## Texto proporcionado
------------------------
Era la mañana del domingo 2 de septiembre de 1945. Reunidos en la cubierta del USS Missouri, anclado en la bahía de Tokio, los representantes del gobierno y tropas del Japón procedieron a rendirse ante las fuerzas aliadas. La ceremonia duró 23 minutos (entre las 9:00 y las 9:23 a.m., hora del Japón) y fue transmitida por radio, a la vez que fue grabada en cine para ser después difundida en el mundo y archivada en los principales depósitos intelectuales de Estados Unidos.
Se firmaron seis copias del documento oficial, donde los vencidos aceptaban los términos de la rendición, impuestos por Estados Unidos, Unión de Repúblicas Socialistas Soviéticas (URSS), Reino Unido, China, Francia, Canadá, Holanda, Nueva Zelanda y Australia.
Abordo de uno de los buques estadounidenses anclados en la bahía se encontraba el marino salvadoreño Juan Armando Canales Espinoza.
------------------------
[Datos]
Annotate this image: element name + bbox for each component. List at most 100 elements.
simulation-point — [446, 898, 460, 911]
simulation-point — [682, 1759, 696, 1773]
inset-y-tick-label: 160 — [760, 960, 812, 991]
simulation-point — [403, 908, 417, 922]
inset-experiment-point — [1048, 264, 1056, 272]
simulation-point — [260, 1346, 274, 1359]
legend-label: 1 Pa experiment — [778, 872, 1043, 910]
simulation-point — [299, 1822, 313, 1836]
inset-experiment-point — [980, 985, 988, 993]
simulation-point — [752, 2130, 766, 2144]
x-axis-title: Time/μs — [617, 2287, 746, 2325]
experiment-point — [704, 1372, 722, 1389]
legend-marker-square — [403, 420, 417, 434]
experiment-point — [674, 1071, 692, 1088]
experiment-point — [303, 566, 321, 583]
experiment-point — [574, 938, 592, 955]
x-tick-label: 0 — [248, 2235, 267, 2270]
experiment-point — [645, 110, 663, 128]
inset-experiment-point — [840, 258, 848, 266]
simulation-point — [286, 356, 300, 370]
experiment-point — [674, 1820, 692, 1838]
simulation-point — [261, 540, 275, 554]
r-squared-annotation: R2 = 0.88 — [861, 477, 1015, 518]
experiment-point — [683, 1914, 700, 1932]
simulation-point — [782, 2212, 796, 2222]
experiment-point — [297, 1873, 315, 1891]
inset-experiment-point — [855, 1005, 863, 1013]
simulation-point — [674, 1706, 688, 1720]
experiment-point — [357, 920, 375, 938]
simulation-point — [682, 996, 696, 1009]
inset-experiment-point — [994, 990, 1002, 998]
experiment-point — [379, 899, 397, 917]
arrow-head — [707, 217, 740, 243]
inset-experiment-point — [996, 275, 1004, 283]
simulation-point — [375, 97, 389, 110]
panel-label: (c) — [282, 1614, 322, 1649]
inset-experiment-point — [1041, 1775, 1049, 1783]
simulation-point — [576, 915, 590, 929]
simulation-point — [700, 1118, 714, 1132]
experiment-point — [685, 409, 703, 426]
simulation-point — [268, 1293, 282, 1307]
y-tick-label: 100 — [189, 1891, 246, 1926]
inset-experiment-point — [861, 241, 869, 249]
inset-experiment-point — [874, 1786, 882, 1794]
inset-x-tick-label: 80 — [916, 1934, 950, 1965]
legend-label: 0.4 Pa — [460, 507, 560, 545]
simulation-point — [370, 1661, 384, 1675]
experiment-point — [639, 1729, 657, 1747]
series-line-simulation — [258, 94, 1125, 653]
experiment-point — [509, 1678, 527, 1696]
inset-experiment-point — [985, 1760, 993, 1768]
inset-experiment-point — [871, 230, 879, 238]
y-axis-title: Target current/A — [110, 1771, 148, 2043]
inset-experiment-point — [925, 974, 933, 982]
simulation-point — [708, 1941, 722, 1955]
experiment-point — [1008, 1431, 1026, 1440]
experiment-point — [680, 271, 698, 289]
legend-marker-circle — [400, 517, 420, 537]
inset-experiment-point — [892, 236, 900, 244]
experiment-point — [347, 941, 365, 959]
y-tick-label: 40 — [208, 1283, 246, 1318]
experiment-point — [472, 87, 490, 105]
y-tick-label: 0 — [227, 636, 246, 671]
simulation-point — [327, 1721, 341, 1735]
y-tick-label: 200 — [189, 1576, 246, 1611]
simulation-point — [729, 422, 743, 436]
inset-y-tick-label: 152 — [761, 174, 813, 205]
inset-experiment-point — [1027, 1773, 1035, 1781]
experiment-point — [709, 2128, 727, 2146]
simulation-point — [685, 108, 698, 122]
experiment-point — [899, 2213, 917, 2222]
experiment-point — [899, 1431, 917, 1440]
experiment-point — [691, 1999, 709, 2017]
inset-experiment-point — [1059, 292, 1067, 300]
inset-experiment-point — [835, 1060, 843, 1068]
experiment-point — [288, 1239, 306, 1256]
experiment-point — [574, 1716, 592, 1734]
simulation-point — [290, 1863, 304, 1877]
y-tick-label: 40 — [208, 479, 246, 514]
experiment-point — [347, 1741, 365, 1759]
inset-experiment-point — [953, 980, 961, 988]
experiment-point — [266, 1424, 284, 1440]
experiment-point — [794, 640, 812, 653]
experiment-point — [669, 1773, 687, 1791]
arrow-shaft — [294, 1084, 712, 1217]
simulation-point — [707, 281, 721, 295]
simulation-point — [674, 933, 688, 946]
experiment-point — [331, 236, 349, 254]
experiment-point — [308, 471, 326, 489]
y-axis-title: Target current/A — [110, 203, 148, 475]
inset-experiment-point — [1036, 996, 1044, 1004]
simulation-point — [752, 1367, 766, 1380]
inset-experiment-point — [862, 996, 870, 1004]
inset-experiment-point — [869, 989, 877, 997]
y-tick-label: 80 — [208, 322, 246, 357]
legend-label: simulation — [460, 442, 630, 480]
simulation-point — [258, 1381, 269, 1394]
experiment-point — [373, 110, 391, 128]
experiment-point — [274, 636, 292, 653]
------------------------
## Tarea 1
Traduce al inglés esta oración del texto sobre la rendición de Japón: "La ceremonia duró 23 minutos (entre las 9:00 y las 9:23 a.m., hora del Japón) y fue transmitida por radio, a la vez que fue grabada en cine para ser después difundida en el mundo y archivada en los principales depósitos intelectuales de Estados Unidos."
## Tarea 2
Por favor, repite sin cambios el fragmento del texto sobre la rendición de Japón que va desde "Era la mañana" hasta "de Estados Unidos.", ambos incluidos.

## Respuesta correcta 1
The ceremony lasted 23 minutes (between 9:00 and 9:23 a.m., Japan time) and was broadcast by radio, while it was also filmed to be later distributed around the world and archived in the main intellectual repositories of the United States.

## Respuesta correcta 2
Era la mañana del domingo 2 de septiembre de 1945. Reunidos en la cubierta del USS Missouri, anclado en la bahía de Tokio, los representantes del gobierno y tropas del Japón procedieron a rendirse ante las fuerzas aliadas. La ceremonia duró 23 minutos (entre las 9:00 y las 9:23 a.m., hora del Japón) y fue transmitida por radio, a la vez que fue grabada en cine para ser después difundida en el mundo y archivada en los principales depósitos intelectuales de Estados Unidos.